● **DESCRIPTION OF THE TASK**:
Every line holding the string "башни" should be gathered.

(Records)
---
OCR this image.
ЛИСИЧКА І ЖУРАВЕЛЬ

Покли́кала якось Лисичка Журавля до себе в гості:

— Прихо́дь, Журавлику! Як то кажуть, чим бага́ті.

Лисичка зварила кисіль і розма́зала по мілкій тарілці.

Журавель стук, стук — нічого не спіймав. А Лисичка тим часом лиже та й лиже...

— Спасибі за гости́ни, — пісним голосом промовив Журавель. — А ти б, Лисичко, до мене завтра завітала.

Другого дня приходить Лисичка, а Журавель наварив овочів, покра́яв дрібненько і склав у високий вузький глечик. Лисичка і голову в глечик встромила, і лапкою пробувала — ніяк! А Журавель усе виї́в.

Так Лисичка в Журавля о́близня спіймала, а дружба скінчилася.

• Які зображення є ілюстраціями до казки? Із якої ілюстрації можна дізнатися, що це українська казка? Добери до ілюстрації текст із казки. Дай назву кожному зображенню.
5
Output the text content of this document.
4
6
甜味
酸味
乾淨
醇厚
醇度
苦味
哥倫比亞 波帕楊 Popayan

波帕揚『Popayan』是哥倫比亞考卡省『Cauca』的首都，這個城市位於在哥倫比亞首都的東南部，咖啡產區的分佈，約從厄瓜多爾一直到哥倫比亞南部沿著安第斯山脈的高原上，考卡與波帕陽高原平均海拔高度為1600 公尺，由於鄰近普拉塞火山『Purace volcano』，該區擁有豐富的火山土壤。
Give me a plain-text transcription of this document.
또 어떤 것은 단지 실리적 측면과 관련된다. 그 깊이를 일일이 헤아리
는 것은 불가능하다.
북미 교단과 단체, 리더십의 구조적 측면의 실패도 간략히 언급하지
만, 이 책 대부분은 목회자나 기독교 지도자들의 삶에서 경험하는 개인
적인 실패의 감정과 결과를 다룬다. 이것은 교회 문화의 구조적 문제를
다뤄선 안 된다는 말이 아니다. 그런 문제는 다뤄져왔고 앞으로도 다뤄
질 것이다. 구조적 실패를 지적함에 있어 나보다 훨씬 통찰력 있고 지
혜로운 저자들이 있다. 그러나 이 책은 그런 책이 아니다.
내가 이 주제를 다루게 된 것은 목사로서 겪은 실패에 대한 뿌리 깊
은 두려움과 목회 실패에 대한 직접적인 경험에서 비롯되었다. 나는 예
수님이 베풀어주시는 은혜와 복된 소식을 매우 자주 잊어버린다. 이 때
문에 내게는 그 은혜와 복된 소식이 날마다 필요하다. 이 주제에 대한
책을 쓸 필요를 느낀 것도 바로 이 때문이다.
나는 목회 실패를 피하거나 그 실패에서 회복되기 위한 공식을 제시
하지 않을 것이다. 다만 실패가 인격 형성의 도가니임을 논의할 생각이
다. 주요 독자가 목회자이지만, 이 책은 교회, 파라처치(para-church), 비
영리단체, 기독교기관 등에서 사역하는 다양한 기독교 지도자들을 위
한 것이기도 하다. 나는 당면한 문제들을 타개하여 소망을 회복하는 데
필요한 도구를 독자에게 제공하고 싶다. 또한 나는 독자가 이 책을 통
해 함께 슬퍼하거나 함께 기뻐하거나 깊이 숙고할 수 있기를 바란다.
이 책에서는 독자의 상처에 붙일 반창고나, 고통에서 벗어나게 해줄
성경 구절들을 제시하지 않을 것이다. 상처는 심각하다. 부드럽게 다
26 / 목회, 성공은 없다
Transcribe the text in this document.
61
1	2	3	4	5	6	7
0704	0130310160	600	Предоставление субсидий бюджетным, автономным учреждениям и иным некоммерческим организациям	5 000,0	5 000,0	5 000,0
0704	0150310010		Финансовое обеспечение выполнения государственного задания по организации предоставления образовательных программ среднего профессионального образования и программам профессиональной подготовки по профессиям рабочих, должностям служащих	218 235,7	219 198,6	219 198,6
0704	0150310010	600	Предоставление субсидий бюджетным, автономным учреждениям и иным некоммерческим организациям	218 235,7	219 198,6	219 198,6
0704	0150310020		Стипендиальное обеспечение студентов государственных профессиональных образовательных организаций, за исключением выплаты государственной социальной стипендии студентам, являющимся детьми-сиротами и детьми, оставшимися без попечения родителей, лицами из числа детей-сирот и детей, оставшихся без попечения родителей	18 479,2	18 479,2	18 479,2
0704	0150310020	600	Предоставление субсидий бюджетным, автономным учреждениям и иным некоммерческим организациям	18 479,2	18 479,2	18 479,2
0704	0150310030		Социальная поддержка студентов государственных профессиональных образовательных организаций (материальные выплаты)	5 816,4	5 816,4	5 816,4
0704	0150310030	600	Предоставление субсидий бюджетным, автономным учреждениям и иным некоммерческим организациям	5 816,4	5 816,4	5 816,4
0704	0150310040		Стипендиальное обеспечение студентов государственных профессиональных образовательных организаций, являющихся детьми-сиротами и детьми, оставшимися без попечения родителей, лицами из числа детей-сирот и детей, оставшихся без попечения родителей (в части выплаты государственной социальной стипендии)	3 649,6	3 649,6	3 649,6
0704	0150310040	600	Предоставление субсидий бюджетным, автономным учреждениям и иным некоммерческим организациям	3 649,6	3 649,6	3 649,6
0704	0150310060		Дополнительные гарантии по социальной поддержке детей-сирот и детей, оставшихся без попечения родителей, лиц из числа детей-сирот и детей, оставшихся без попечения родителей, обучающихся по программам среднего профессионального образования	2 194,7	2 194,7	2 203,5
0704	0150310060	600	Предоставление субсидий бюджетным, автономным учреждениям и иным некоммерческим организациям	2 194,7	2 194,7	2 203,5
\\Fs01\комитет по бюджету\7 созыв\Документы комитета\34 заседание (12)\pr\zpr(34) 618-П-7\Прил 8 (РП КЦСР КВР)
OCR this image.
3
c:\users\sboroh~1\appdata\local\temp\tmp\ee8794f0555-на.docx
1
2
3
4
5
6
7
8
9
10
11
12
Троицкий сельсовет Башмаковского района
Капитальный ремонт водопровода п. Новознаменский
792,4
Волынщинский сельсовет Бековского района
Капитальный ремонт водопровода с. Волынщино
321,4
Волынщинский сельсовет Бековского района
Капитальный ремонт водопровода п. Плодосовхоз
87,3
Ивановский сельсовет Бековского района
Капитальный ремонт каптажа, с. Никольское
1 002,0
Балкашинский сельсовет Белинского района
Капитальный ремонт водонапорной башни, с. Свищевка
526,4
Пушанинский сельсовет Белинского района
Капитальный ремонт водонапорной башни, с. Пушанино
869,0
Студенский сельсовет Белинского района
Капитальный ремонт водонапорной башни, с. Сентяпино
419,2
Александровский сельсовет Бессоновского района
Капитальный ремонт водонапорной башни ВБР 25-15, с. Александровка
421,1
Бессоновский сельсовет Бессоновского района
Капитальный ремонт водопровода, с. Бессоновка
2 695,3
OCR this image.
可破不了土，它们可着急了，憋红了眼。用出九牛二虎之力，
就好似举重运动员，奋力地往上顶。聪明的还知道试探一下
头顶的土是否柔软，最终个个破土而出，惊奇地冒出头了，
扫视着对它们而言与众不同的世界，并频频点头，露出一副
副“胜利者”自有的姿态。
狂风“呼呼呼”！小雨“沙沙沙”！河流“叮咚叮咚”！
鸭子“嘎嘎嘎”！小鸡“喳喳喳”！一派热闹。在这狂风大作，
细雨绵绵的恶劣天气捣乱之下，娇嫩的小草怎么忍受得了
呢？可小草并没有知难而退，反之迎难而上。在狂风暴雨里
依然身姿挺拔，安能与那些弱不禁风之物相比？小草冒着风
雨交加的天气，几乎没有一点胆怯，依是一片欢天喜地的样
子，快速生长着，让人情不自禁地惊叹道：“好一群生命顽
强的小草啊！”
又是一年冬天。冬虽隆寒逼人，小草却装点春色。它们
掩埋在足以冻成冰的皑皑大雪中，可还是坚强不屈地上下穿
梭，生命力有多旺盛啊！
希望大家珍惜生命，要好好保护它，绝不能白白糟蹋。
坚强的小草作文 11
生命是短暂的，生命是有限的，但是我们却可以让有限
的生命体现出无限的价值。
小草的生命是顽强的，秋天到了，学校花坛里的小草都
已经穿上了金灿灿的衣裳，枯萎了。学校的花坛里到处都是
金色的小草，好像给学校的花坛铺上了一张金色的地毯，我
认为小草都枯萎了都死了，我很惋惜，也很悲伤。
---
● **RESPONSE TO THIS TASK**:
Капитальный ремонт водонапорной башни, с. Свищевка
Капитальный ремонт водонапорной башни, с. Пушанино
Капитальный ремонт водонапорной башни, с. Сентяпино
Капитальный ремонт водонапорной башни ВБР 25-15, с. Александровка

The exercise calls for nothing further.